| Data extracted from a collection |
-.-.-

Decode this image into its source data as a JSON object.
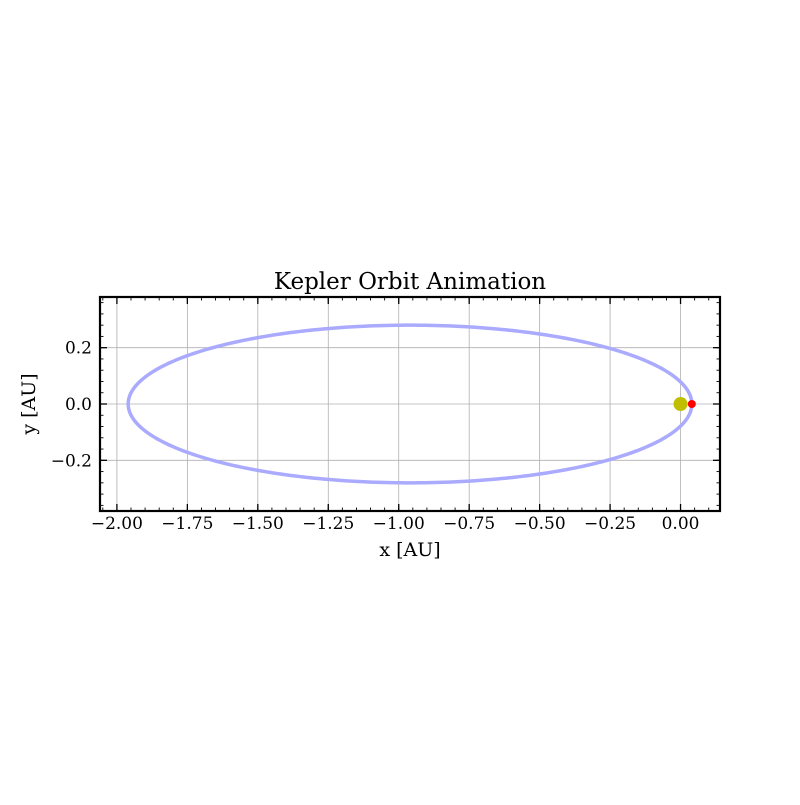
{
  "chart_data": {
    "type": "line",
    "title": "Kepler Orbit Animation",
    "xlabel": "x [AU]",
    "ylabel": "y [AU]",
    "xlim": [
      -2.06,
      0.14
    ],
    "ylim": [
      -0.38,
      0.38
    ],
    "xticks": [
      -2.0,
      -1.75,
      -1.5,
      -1.25,
      -1.0,
      -0.75,
      -0.5,
      -0.25,
      0.0
    ],
    "xtick_labels": [
      "−2.00",
      "−1.75",
      "−1.50",
      "−1.25",
      "−1.00",
      "−0.75",
      "−0.50",
      "−0.25",
      "0.00"
    ],
    "yticks": [
      -0.2,
      0.0,
      0.2
    ],
    "ytick_labels": [
      "−0.2",
      "0.0",
      "0.2"
    ],
    "grid": true,
    "orbit": {
      "name": "orbit",
      "center_x": -0.96,
      "center_y": 0.0,
      "semi_major_axis": 1.0,
      "semi_minor_axis": 0.28,
      "color": "#aaaaff"
    },
    "star": {
      "name": "star",
      "x": 0.0,
      "y": 0.0,
      "color": "#bfbf00"
    },
    "planet": {
      "name": "planet",
      "x": 0.04,
      "y": 0.0,
      "color": "#ff0000"
    }
  }
}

-.-.-

| Job |
Set every line down exactly as written, leaving each picture out.

| Output of the exercise |
Decode this image into its source data as a JSON object.
{
  "chart_data": {
    "type": "line",
    "title": "Kepler Orbit Animation",
    "xlabel": "x [AU]",
    "ylabel": "y [AU]",
    "xlim": [
      -2.06,
      0.14
    ],
    "ylim": [
      -0.38,
      0.38
    ],
    "xticks": [
      -2.0,
      -1.75,
      -1.5,
      -1.25,
      -1.0,
      -0.75,
      -0.5,
      -0.25,
      0.0
    ],
    "xtick_labels": [
      "−2.00",
      "−1.75",
      "−1.50",
      "−1.25",
      "−1.00",
      "−0.75",
      "−0.50",
      "−0.25",
      "0.00"
    ],
    "yticks": [
      -0.2,
      0.0,
      0.2
    ],
    "ytick_labels": [
      "−0.2",
      "0.0",
      "0.2"
    ],
    "grid": true,
    "orbit": {
      "name": "orbit",
      "center_x": -0.96,
      "center_y": 0.0,
      "semi_major_axis": 1.0,
      "semi_minor_axis": 0.28,
      "color": "#aaaaff"
    },
    "star": {
      "name": "star",
      "x": 0.0,
      "y": 0.0,
      "color": "#bfbf00"
    },
    "planet": {
      "name": "planet",
      "x": 0.04,
      "y": 0.0,
      "color": "#ff0000"
    }
  }
}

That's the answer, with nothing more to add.